Material shown:
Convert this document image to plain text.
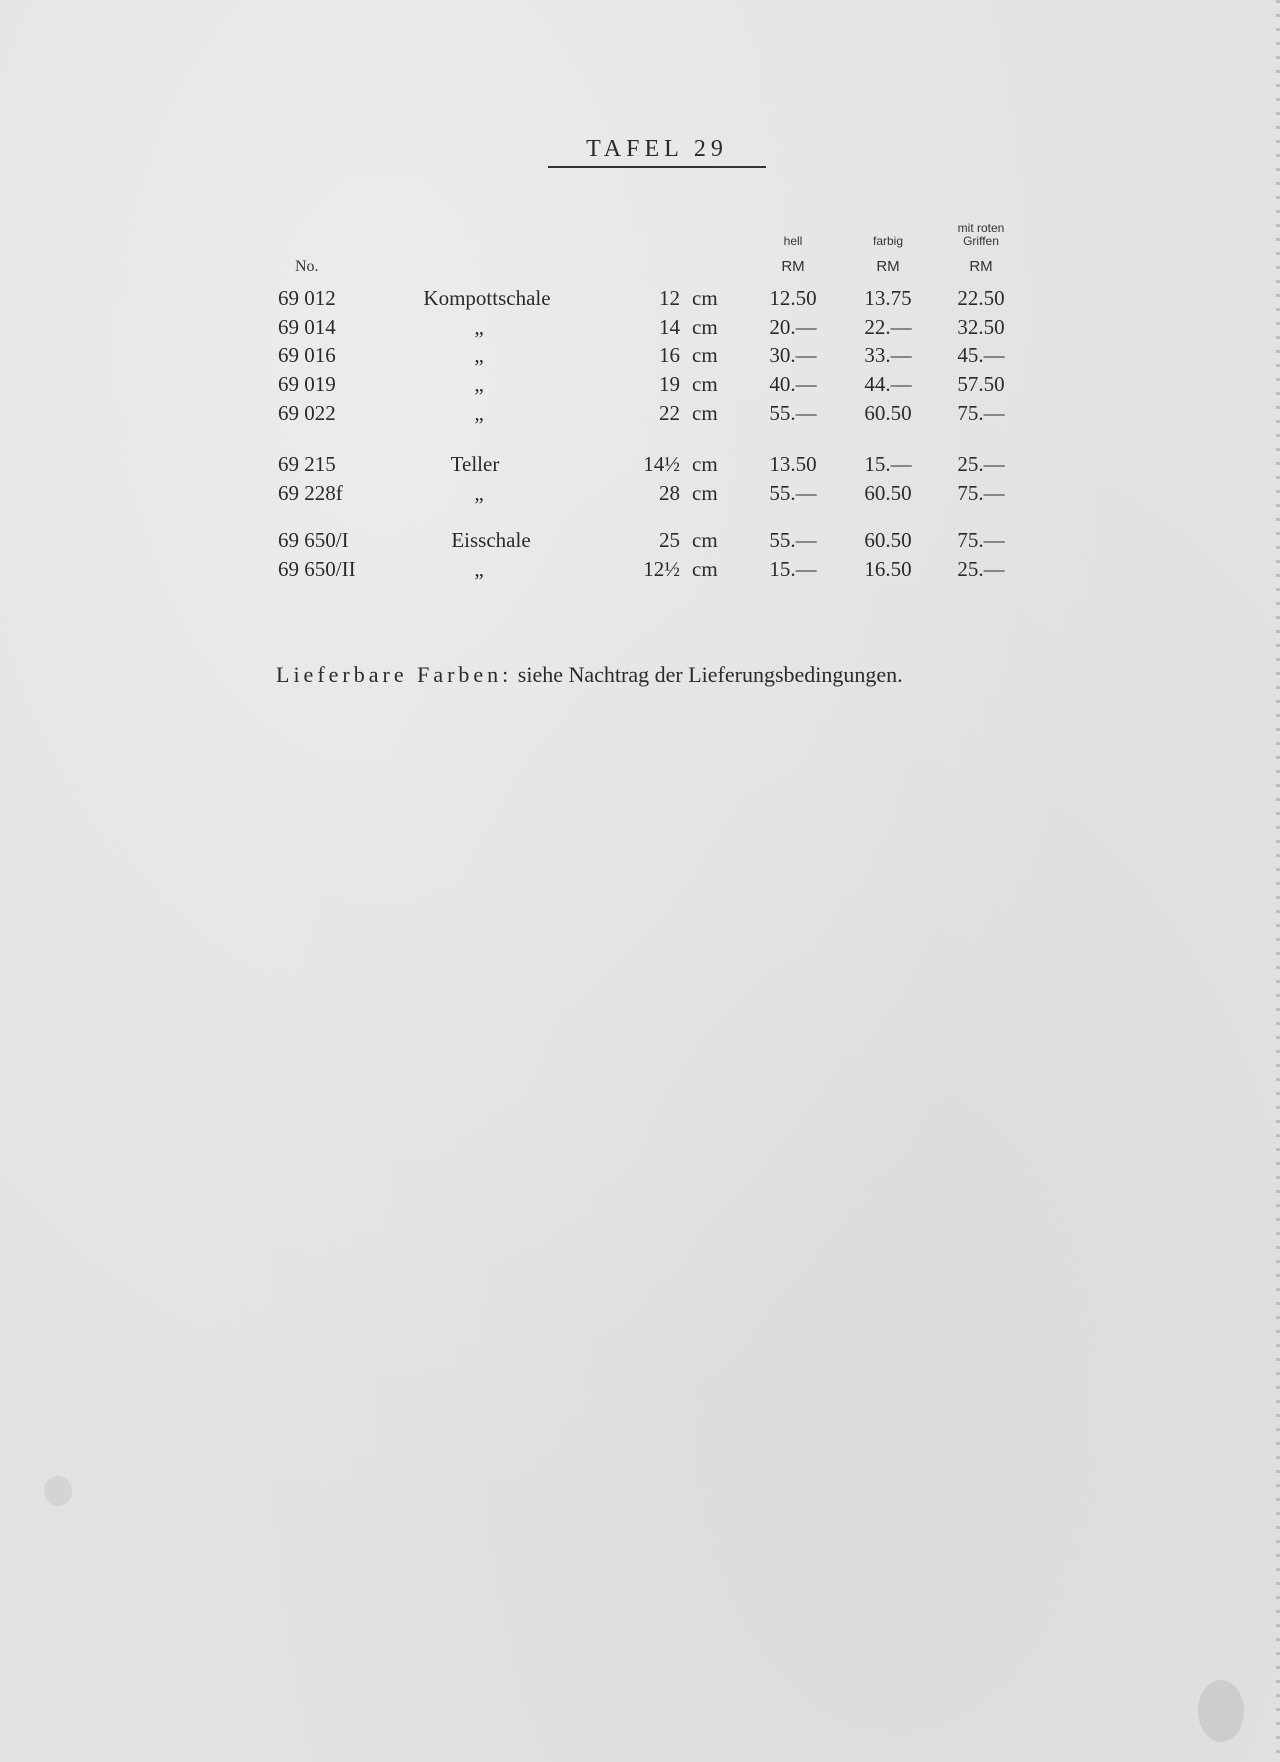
TAFEL 29
No.
hell	farbig
mit roten
Griffen
RM	RM	RM
69 012	Kompottschale	12 cm	12.50	13.75	22.50
69 014	„	14 cm	20.—	22.—	32.50
69 016	„	16 cm	30.—	33.—	45.—
69 019	„	19 cm	40.—	44.—	57.50
69 022	„	22 cm	55.—	60.50	75.—
69 215	Teller	14½ cm	13.50	15.—	25.—
69 228f	„	28 cm	55.—	60.50	75.—
69 650/I	Eisschale	25 cm	55.—	60.50	75.—
69 650/II	„	12½ cm	15.—	16.50	25.—
Lieferbare Farben: siehe Nachtrag der Lieferungsbedingungen.
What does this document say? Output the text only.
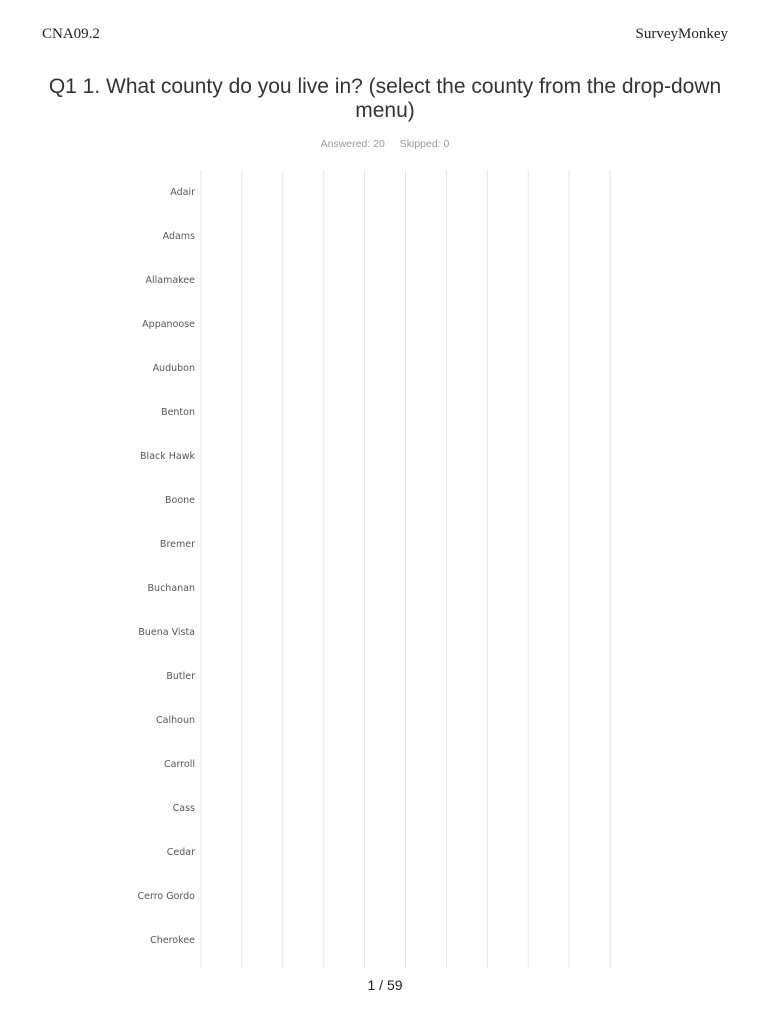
CNA09.2	SurveyMonkey
Q1 1. What county do you live in? (select the county from the drop-down menu)
Answered: 20 Skipped: 0
Adair
Adams
Allamakee
Appanoose
Audubon
Benton
Black Hawk
Boone
Bremer
Buchanan
Buena Vista
Butler
Calhoun
Carroll
Cass
Cedar
Cerro Gordo
Cherokee
1 / 59
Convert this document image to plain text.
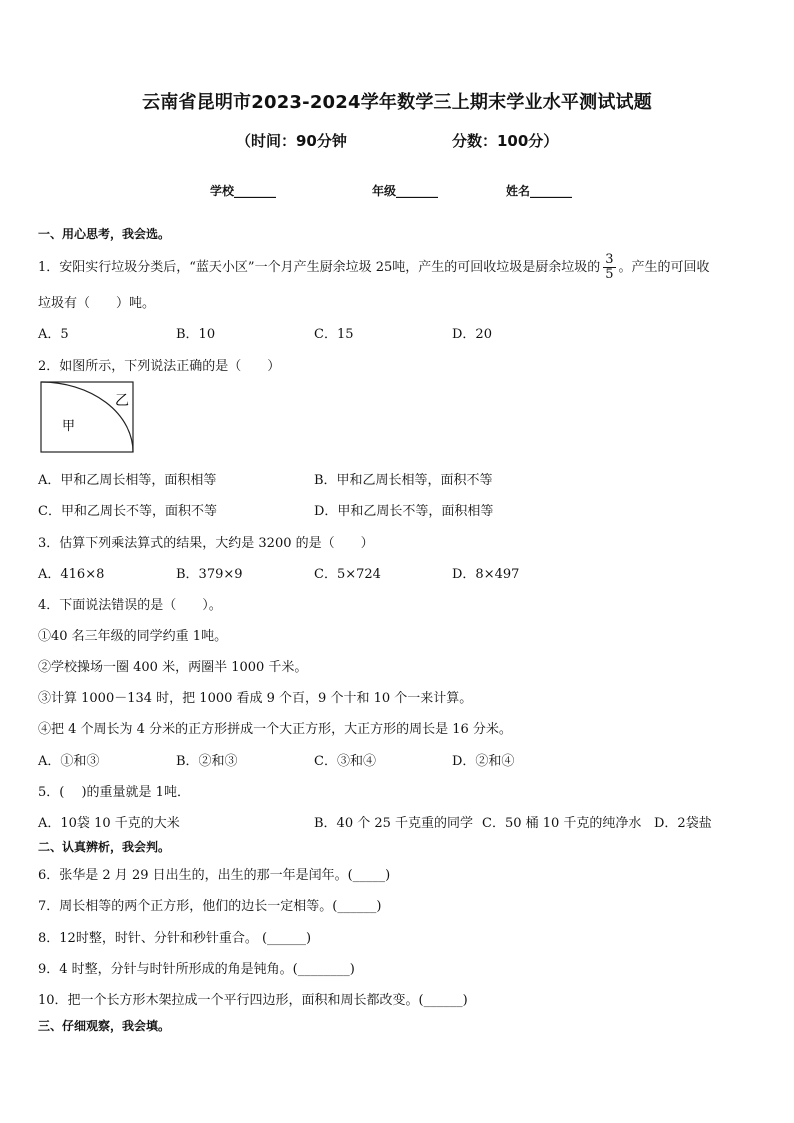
云南省昆明市2023-2024学年数学三上期末学业水平测试试题
（时间：90分钟	分数：100分）
学校_______	年级_______	姓名_______
一、用心思考，我会选。
1．安阳实行垃圾分类后，“蓝天小区”一个月产生厨余垃圾 25吨，产生的可回收垃圾是厨余垃圾的 $\frac{3}{5}$ 。产生的可回收
垃圾有（　　）吨。
A．5	B．10	C．15	D．20
2．如图所示，下列说法正确的是（　　）
甲
乙
A．甲和乙周长相等，面积相等	B．甲和乙周长相等，面积不等
C．甲和乙周长不等，面积不等	D．甲和乙周长不等，面积相等
3．估算下列乘法算式的结果，大约是 3200 的是（　　）
A．416×8	B．379×9	C．5×724	D．8×497
4．下面说法错误的是（　　）。
①40 名三年级的同学约重 1吨。
②学校操场一圈 400 米，两圈半 1000 千米。
③计算 1000－134 时，把 1000 看成 9 个百，9 个十和 10 个一来计算。
④把 4 个周长为 4 分米的正方形拼成一个大正方形，大正方形的周长是 16 分米。
A．①和③	B．②和③	C．③和④	D．②和④
5．(　 )的重量就是 1吨．
A．10袋 10 千克的大米	B．40 个 25 千克重的同学 C．50 桶 10 千克的纯净水 D．2袋盐
二、认真辨析，我会判。
6．张华是 2 月 29 日出生的，出生的那一年是闰年。(_____)
7．周长相等的两个正方形，他们的边长一定相等。(______)
8．12时整，时针、分针和秒针重合。 (______)
9．4 时整，分针与时针所形成的角是钝角。(________)
10．把一个长方形木架拉成一个平行四边形，面积和周长都改变。(______)
三、仔细观察，我会填。
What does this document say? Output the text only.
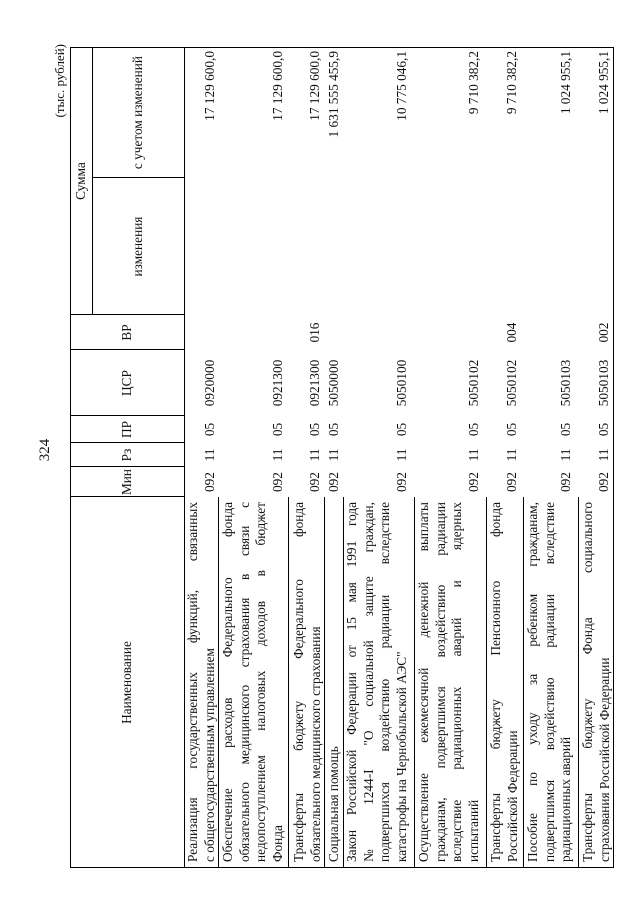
324
(тыс. рублей)
Наименование
Мин
Рз
ПР
ЦСР
ВР
Сумма
изменения
с учетом изменений
Реализация государственных функций, связанных с общегосударственным управлением
092
11
05
0920000
17 129 600,0
Обеспечение расходов Федерального фонда обязательного медицинского страхования в связи с недопоступлением налоговых доходов в бюджет Фонда
092
11
05
0921300
17 129 600,0
Трансферты бюджету Федерального фонда обязательного медицинского страхования
092
11
05
0921300
016
17 129 600,0
Социальная помощь
092
11
05
5050000
1 631 555 455,9
Закон Российской Федерации от 15 мая 1991 года № 1244-I "О социальной защите граждан, подвергшихся воздействию радиации вследствие катастрофы на Чернобыльской АЭС"
092
11
05
5050100
10 775 046,1
Осуществление ежемесячной денежной выплаты гражданам, подвергшимся воздействию радиации вследствие радиационных аварий и ядерных испытаний
092
11
05
5050102
9 710 382,2
Трансферты бюджету Пенсионного фонда Российской Федерации
092
11
05
5050102
004
9 710 382,2
Пособие по уходу за ребенком гражданам, подвергшимся воздействию радиации вследствие радиационных аварий
092
11
05
5050103
1 024 955,1
Трансферты бюджету Фонда социального страхования Российской Федерации
092
11
05
5050103
002
1 024 955,1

Written problem:
Using the material above, set down every line exactly, but skip the pictures.

Final result:
Convert this document image to plain text.
TAFEL 29
No.
hell	farbig
mit roten
Griffen
RM	RM	RM
69 012	Kompottschale	12 cm	12.50	13.75	22.50
69 014	„	14 cm	20.—	22.—	32.50
69 016	„	16 cm	30.—	33.—	45.—
69 019	„	19 cm	40.—	44.—	57.50
69 022	„	22 cm	55.—	60.50	75.—
69 215	Teller	14½ cm	13.50	15.—	25.—
69 228f	„	28 cm	55.—	60.50	75.—
69 650/I	Eisschale	25 cm	55.—	60.50	75.—
69 650/II	„	12½ cm	15.—	16.50	25.—
Lieferbare Farben: siehe Nachtrag der Lieferungsbedingungen.
What does this document say? Output the text only.
CNA09.2	SurveyMonkey
Q1 1. What county do you live in? (select the county from the drop-down menu)
Answered: 20 Skipped: 0
Adair
Adams
Allamakee
Appanoose
Audubon
Benton
Black Hawk
Boone
Bremer
Buchanan
Buena Vista
Butler
Calhoun
Carroll
Cass
Cedar
Cerro Gordo
Cherokee
1 / 59
Convert this document image to plain text.
云南省昆明市2023-2024学年数学三上期末学业水平测试试题
（时间：90分钟	分数：100分）
学校_______	年级_______	姓名_______
一、用心思考，我会选。
1．安阳实行垃圾分类后，“蓝天小区”一个月产生厨余垃圾 25吨，产生的可回收垃圾是厨余垃圾的 $\frac{3}{5}$ 。产生的可回收
垃圾有（　　）吨。
A．5	B．10	C．15	D．20
2．如图所示，下列说法正确的是（　　）
甲
乙
A．甲和乙周长相等，面积相等	B．甲和乙周长相等，面积不等
C．甲和乙周长不等，面积不等	D．甲和乙周长不等，面积相等
3．估算下列乘法算式的结果，大约是 3200 的是（　　）
A．416×8	B．379×9	C．5×724	D．8×497
4．下面说法错误的是（　　）。
①40 名三年级的同学约重 1吨。
②学校操场一圈 400 米，两圈半 1000 千米。
③计算 1000－134 时，把 1000 看成 9 个百，9 个十和 10 个一来计算。
④把 4 个周长为 4 分米的正方形拼成一个大正方形，大正方形的周长是 16 分米。
A．①和③	B．②和③	C．③和④	D．②和④
5．(　 )的重量就是 1吨．
A．10袋 10 千克的大米	B．40 个 25 千克重的同学 C．50 桶 10 千克的纯净水 D．2袋盐
二、认真辨析，我会判。
6．张华是 2 月 29 日出生的，出生的那一年是闰年。(_____)
7．周长相等的两个正方形，他们的边长一定相等。(______)
8．12时整，时针、分针和秒针重合。 (______)
9．4 时整，分针与时针所形成的角是钝角。(________)
10．把一个长方形木架拉成一个平行四边形，面积和周长都改变。(______)
三、仔细观察，我会填。
What does this document say? Output the text only.
324
(тыс. рублей)
Наименование
Мин
Рз
ПР
ЦСР
ВР
Сумма
изменения
с учетом изменений
Реализация государственных функций, связанных с общегосударственным управлением
092
11
05
0920000
17 129 600,0
Обеспечение расходов Федерального фонда обязательного медицинского страхования в связи с недопоступлением налоговых доходов в бюджет Фонда
092
11
05
0921300
17 129 600,0
Трансферты бюджету Федерального фонда обязательного медицинского страхования
092
11
05
0921300
016
17 129 600,0
Социальная помощь
092
11
05
5050000
1 631 555 455,9
Закон Российской Федерации от 15 мая 1991 года № 1244-I "О социальной защите граждан, подвергшихся воздействию радиации вследствие катастрофы на Чернобыльской АЭС"
092
11
05
5050100
10 775 046,1
Осуществление ежемесячной денежной выплаты гражданам, подвергшимся воздействию радиации вследствие радиационных аварий и ядерных испытаний
092
11
05
5050102
9 710 382,2
Трансферты бюджету Пенсионного фонда Российской Федерации
092
11
05
5050102
004
9 710 382,2
Пособие по уходу за ребенком гражданам, подвергшимся воздействию радиации вследствие радиационных аварий
092
11
05
5050103
1 024 955,1
Трансферты бюджету Фонда социального страхования Российской Федерации
092
11
05
5050103
002
1 024 955,1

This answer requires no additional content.